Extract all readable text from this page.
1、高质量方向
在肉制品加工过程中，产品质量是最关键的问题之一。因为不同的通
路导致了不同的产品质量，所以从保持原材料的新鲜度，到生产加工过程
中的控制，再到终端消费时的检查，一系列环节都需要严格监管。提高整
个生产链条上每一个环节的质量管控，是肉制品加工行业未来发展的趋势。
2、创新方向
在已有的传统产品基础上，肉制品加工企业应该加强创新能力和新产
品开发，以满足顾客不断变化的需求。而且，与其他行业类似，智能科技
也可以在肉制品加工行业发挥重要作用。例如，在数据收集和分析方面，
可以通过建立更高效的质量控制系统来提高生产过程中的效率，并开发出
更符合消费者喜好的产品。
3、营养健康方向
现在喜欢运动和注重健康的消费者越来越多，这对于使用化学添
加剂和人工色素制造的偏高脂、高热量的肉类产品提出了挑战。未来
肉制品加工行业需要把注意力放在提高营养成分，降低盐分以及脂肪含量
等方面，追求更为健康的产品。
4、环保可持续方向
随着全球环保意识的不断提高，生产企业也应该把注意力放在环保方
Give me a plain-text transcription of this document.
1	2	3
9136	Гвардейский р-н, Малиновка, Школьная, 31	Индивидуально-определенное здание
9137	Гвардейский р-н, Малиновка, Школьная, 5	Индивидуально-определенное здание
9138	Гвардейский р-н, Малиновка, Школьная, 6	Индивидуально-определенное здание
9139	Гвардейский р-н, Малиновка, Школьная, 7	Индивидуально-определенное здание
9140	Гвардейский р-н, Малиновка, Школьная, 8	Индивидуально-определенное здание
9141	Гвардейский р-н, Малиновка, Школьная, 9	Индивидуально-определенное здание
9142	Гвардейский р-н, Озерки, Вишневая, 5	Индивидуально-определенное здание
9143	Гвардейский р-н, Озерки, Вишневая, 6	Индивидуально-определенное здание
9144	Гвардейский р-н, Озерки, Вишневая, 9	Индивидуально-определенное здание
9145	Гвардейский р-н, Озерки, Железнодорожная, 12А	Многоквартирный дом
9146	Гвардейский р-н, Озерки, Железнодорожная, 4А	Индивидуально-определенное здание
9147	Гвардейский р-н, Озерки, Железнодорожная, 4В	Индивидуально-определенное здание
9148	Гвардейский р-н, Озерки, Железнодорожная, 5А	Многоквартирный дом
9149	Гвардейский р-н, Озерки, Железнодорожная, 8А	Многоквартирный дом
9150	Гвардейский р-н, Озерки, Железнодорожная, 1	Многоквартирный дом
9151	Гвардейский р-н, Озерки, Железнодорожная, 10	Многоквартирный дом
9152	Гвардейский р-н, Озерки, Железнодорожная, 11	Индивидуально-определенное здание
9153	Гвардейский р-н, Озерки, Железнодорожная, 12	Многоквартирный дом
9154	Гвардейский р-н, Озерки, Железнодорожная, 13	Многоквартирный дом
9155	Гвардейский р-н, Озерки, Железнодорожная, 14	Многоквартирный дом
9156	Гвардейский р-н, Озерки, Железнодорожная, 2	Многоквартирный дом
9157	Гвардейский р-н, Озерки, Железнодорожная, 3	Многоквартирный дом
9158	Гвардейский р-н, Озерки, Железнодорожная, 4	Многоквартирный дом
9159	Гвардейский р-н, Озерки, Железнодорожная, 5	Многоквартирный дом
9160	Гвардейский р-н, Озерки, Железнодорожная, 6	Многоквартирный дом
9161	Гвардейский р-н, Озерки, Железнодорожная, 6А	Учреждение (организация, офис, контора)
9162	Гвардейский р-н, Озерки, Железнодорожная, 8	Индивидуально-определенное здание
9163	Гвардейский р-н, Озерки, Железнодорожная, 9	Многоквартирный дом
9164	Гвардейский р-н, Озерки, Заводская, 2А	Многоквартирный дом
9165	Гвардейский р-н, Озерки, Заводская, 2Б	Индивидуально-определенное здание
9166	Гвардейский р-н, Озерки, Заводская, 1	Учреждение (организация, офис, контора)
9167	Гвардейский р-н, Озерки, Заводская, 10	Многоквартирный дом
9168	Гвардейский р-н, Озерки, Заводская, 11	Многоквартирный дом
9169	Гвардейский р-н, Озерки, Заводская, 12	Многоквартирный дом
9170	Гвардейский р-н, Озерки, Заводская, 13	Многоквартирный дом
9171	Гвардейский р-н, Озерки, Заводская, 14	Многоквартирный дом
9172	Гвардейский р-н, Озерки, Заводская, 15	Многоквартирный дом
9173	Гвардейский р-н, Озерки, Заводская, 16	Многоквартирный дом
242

────────────────────────────────────────

Select and copy every line of the material that holds the string "организация".

9161	Гвардейский р-н, Озерки, Железнодорожная, 6А	Учреждение (организация, офис, контора)
9166	Гвардейский р-н, Озерки, Заводская, 1	Учреждение (организация, офис, контора)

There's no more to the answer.